Raw records
** START **

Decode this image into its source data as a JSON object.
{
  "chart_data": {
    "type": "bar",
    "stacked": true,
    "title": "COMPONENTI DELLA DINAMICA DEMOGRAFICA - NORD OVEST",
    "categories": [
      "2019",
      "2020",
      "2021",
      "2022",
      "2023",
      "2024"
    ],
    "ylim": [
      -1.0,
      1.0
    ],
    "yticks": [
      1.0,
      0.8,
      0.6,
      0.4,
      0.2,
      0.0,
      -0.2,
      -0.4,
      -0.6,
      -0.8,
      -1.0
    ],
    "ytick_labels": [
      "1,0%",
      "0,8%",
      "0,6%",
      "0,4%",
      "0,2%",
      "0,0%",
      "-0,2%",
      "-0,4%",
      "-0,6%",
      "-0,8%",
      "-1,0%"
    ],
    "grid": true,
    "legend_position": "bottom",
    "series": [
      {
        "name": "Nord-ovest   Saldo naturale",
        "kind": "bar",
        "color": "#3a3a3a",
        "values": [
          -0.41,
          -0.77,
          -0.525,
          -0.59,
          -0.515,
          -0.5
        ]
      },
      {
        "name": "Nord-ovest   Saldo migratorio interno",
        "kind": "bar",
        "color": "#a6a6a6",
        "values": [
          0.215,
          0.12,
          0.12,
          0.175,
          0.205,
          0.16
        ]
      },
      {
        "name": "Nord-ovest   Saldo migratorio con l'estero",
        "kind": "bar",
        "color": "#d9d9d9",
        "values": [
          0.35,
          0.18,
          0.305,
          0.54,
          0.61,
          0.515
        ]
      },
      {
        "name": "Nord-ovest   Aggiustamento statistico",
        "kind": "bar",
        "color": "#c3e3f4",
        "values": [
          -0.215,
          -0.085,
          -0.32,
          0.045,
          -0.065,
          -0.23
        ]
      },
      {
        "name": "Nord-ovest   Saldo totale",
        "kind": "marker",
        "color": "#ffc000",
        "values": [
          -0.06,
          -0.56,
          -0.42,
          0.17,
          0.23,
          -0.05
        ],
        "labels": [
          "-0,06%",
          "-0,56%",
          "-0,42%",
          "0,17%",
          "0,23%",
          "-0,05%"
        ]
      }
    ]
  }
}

** END **

__EXERCISE OBJECTIVE__
Your answer should be a single number: how many lines in the data above include "migratorio"?

__COMPLETE ANSWER__
2